Check the listing below for lines with the word "main" and say how many there are, with nothing but the number.

[Stored entries]

--*--

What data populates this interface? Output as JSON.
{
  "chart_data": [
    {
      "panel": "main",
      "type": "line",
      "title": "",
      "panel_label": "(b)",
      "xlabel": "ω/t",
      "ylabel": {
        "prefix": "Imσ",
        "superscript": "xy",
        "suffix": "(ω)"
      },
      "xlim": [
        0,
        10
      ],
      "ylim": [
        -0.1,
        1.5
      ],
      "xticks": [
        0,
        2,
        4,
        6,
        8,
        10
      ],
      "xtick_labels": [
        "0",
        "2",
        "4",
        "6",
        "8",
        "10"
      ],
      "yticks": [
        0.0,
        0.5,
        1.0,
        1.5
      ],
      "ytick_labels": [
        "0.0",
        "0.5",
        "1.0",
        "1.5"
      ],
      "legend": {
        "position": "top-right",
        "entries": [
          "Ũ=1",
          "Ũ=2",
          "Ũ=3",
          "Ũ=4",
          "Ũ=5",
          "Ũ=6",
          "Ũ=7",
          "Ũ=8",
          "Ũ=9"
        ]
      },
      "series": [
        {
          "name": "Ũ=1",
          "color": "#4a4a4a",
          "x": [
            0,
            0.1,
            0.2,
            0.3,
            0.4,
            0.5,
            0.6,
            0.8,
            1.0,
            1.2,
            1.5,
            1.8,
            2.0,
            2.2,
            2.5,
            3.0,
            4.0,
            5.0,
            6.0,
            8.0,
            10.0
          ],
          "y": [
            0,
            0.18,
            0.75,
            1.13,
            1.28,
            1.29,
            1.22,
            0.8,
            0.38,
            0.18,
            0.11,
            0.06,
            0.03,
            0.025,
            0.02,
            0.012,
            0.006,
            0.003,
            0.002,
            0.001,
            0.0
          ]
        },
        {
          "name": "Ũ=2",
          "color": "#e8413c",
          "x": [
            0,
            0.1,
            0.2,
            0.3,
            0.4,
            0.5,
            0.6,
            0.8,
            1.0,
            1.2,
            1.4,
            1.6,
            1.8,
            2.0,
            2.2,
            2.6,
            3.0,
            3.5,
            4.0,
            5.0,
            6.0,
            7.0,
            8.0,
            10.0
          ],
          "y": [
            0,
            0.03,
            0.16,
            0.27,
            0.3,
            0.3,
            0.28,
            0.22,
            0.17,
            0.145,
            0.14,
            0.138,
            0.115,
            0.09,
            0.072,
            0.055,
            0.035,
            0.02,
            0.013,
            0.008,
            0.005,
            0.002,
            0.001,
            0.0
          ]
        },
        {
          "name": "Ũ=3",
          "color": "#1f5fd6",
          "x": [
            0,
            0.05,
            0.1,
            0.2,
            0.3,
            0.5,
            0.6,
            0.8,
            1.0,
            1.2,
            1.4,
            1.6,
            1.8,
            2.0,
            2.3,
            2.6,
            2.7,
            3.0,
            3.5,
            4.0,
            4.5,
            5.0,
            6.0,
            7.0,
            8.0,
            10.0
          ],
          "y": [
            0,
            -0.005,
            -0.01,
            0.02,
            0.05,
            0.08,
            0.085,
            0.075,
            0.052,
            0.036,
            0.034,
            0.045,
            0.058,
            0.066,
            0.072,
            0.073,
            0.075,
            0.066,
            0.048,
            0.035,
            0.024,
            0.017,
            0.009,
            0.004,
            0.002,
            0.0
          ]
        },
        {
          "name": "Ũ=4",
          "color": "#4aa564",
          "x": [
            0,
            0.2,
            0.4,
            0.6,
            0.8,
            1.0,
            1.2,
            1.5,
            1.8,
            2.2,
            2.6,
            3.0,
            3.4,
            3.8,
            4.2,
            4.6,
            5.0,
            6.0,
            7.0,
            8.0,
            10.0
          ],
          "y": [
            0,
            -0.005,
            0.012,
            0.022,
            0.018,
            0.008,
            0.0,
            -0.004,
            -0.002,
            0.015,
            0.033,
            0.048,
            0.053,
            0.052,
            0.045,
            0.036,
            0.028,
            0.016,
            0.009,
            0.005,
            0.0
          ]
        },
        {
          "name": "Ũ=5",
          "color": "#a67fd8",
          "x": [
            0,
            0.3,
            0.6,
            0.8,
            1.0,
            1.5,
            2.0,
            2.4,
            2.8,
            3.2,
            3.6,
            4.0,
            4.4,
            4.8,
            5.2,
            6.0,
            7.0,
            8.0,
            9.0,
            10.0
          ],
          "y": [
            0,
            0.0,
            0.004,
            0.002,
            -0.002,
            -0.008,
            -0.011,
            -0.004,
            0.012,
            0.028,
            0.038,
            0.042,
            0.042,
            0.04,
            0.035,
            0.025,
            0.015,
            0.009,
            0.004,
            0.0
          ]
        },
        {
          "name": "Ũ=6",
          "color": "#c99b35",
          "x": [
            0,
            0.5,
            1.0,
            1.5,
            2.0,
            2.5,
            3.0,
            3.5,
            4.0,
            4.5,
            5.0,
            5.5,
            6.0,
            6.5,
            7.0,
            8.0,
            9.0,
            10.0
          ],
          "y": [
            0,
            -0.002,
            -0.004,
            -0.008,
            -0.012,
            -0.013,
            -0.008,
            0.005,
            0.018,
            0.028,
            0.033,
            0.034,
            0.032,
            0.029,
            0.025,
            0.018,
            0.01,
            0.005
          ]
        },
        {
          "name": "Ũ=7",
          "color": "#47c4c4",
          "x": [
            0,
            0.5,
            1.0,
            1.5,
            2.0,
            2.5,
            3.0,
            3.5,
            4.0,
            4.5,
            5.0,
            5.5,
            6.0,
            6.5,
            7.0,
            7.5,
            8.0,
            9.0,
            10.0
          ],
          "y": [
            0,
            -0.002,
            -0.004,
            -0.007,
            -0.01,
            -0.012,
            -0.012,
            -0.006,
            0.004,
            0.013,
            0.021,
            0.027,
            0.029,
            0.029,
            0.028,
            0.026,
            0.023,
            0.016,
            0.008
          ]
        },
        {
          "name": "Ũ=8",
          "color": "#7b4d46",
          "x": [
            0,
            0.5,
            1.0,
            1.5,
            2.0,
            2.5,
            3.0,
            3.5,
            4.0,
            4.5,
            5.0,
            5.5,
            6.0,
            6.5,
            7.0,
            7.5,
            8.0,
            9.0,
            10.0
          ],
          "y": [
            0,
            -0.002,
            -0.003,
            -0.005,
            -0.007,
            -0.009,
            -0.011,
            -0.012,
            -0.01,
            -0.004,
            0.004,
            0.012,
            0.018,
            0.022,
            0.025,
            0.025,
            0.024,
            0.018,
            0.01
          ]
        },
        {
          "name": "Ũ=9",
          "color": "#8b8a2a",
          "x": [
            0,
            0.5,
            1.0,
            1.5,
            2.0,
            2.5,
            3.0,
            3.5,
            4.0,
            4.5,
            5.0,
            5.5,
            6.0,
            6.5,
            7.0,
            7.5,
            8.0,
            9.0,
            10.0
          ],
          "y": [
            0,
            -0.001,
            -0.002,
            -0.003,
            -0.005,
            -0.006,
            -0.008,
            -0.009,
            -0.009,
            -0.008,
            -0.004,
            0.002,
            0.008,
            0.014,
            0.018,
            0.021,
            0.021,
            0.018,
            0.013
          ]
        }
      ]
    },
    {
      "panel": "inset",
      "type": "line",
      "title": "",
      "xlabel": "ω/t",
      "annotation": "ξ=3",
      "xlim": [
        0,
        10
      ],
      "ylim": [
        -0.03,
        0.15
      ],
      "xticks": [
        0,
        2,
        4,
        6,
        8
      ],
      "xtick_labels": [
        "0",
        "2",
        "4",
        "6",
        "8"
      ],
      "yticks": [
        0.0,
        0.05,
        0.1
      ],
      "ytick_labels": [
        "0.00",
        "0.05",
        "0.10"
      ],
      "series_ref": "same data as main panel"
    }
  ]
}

--*--

_CORRECT RESULT_
2